Stored entries:
──────────────────────────────
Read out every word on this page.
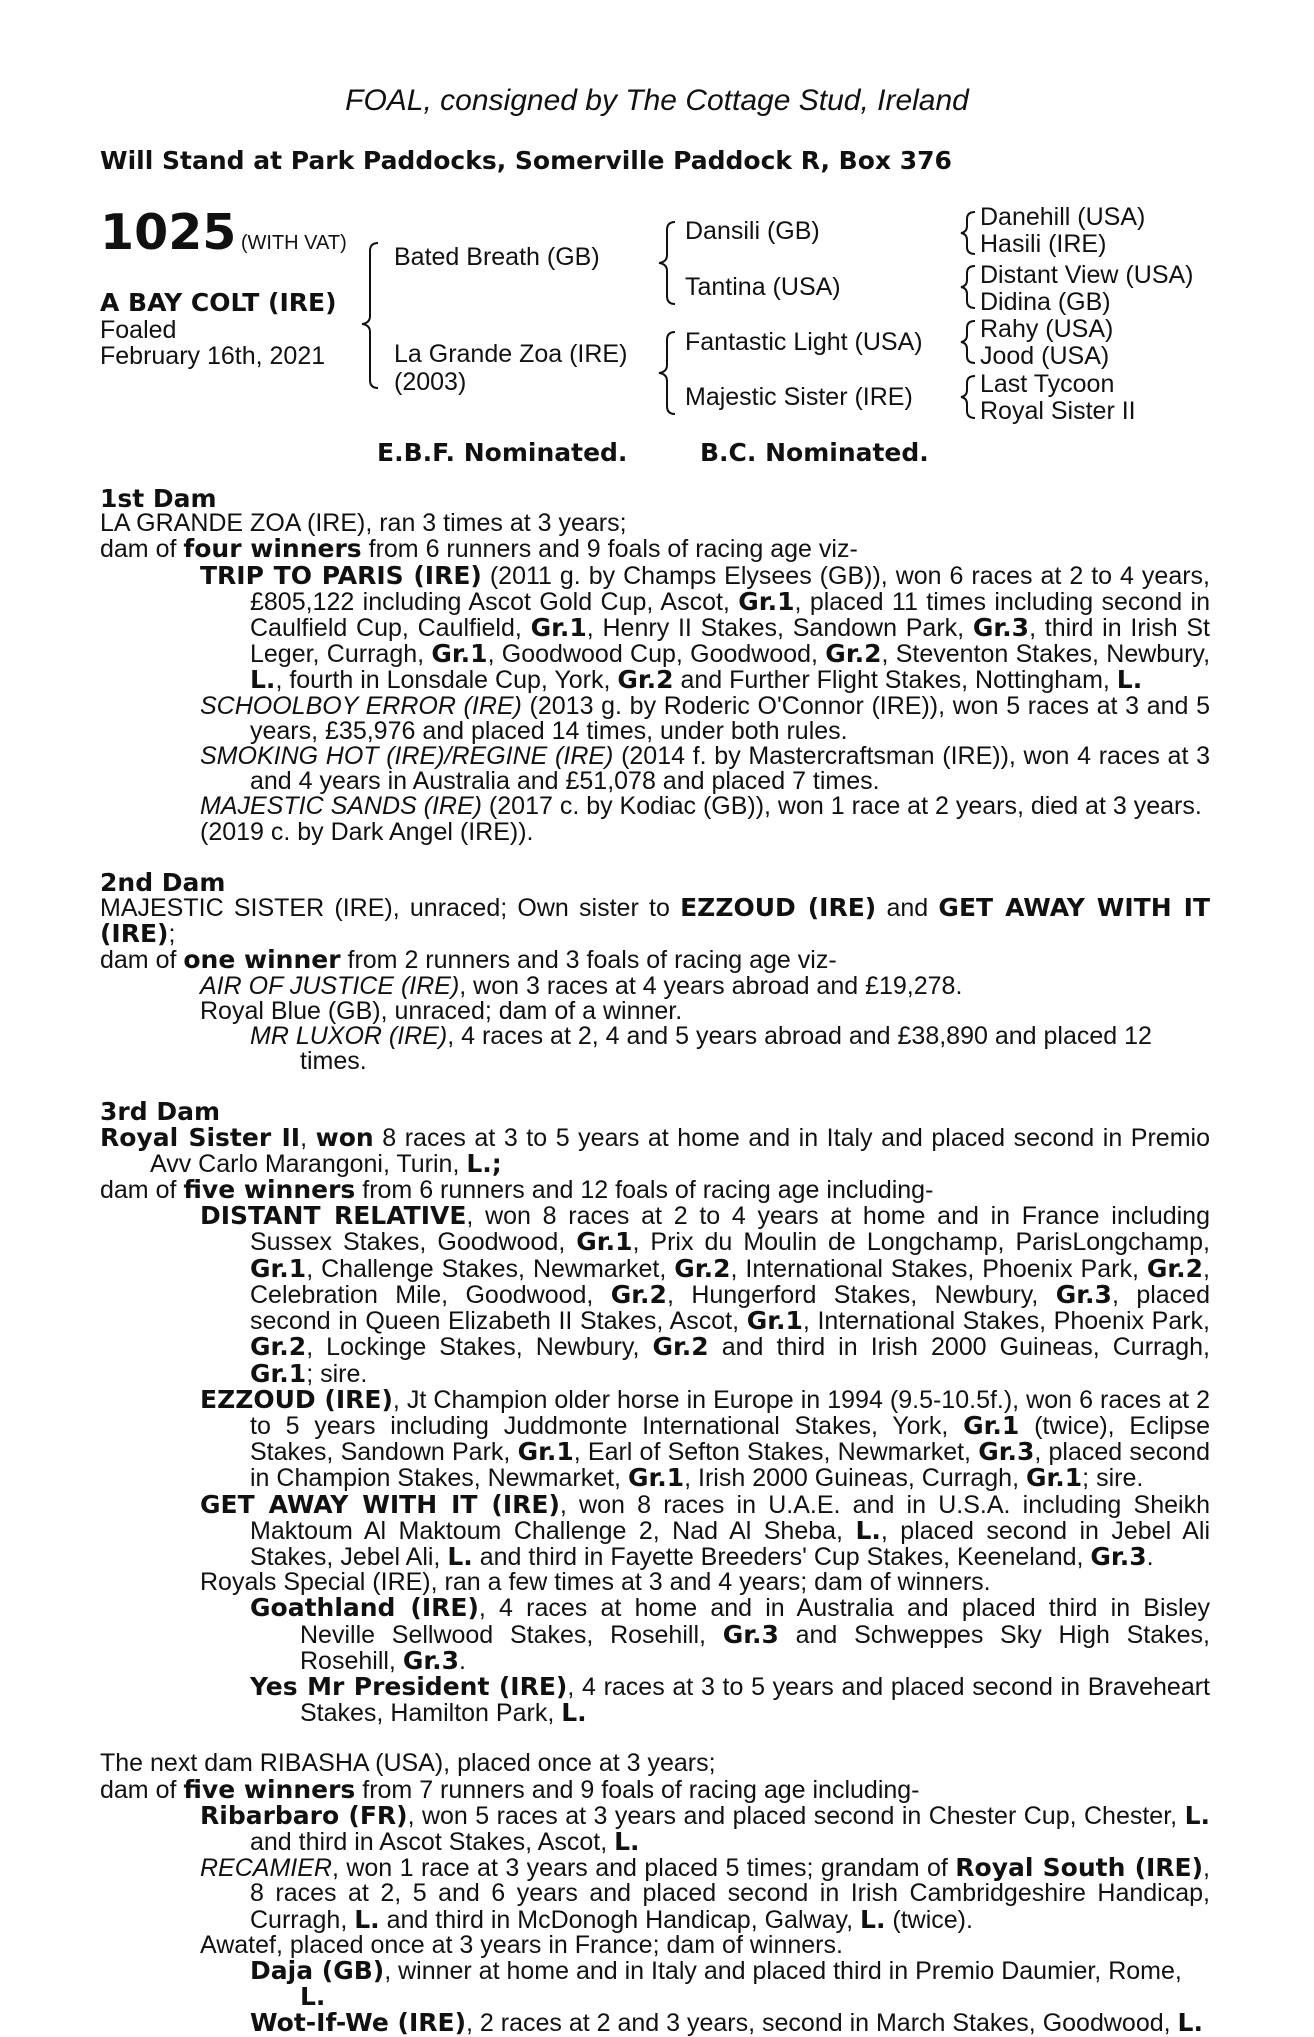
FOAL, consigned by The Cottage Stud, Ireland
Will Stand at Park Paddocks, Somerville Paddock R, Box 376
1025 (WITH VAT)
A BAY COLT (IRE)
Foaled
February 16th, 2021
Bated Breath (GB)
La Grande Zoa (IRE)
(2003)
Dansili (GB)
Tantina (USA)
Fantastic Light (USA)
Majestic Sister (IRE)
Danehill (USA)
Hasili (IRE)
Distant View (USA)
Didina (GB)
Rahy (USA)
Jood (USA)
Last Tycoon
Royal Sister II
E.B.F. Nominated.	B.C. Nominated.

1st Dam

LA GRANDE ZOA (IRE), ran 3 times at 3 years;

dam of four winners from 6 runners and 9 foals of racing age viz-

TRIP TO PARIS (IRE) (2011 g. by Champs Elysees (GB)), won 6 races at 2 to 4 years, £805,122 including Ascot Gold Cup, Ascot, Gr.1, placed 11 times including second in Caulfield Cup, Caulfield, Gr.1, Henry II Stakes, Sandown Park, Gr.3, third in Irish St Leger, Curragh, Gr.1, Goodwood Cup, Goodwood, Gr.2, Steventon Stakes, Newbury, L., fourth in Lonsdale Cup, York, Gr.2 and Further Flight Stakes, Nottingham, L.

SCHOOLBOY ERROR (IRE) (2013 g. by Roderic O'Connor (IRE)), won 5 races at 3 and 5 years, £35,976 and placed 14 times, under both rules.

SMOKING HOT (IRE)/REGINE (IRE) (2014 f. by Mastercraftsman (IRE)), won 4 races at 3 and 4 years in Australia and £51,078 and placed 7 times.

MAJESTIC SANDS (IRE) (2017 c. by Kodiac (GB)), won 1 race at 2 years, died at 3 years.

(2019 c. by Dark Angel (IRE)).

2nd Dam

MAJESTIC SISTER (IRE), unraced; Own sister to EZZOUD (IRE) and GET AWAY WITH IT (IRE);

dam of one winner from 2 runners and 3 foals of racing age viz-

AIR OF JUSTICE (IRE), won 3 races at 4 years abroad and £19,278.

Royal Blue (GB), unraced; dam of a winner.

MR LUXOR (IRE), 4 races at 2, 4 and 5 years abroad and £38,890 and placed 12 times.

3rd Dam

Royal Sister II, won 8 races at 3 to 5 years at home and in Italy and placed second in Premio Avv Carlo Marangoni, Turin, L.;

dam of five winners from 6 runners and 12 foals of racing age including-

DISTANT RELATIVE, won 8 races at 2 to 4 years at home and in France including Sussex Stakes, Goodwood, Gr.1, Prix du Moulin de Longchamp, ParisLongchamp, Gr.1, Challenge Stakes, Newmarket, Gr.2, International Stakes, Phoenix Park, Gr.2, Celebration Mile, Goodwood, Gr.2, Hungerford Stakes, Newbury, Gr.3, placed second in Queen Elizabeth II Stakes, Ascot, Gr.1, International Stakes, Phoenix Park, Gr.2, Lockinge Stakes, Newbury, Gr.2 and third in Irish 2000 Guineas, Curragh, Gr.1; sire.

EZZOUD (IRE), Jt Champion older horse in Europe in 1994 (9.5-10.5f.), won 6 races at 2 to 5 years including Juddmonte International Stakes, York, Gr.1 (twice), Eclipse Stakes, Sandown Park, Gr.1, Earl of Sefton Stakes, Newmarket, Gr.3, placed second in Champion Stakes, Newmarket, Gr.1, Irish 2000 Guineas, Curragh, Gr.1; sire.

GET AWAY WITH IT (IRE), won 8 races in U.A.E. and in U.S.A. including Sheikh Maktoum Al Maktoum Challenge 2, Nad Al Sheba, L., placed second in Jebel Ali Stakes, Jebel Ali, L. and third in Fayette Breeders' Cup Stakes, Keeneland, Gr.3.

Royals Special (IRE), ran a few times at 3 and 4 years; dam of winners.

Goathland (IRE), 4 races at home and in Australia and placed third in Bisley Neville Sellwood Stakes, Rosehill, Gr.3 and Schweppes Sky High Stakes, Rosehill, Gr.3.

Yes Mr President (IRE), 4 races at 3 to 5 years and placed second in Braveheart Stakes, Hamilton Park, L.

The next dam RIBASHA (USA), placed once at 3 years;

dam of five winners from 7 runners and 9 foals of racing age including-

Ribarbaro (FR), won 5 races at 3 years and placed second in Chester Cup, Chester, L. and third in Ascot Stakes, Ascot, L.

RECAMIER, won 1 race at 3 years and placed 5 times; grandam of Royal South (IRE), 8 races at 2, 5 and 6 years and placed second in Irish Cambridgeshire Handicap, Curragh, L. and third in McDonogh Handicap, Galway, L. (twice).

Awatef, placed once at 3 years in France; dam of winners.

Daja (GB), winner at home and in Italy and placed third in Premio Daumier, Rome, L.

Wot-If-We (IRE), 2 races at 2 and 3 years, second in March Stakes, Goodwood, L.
──────────────────────────────
GOAL OF THE EXERCISE: Pull out each line holding the string "EZZOUD".

CORRECT OUTPUT:
MAJESTIC SISTER (IRE), unraced; Own sister to EZZOUD (IRE) and GET AWAY WITH IT (IRE);
EZZOUD (IRE), Jt Champion older horse in Europe in 1994 (9.5-10.5f.), won 6 races at 2 to 5 years including Juddmonte International Stakes, York, Gr.1 (twice), Eclipse Stakes, Sandown Park, Gr.1, Earl of Sefton Stakes, Newmarket, Gr.3, placed second in Champion Stakes, Newmarket, Gr.1, Irish 2000 Guineas, Curragh, Gr.1; sire.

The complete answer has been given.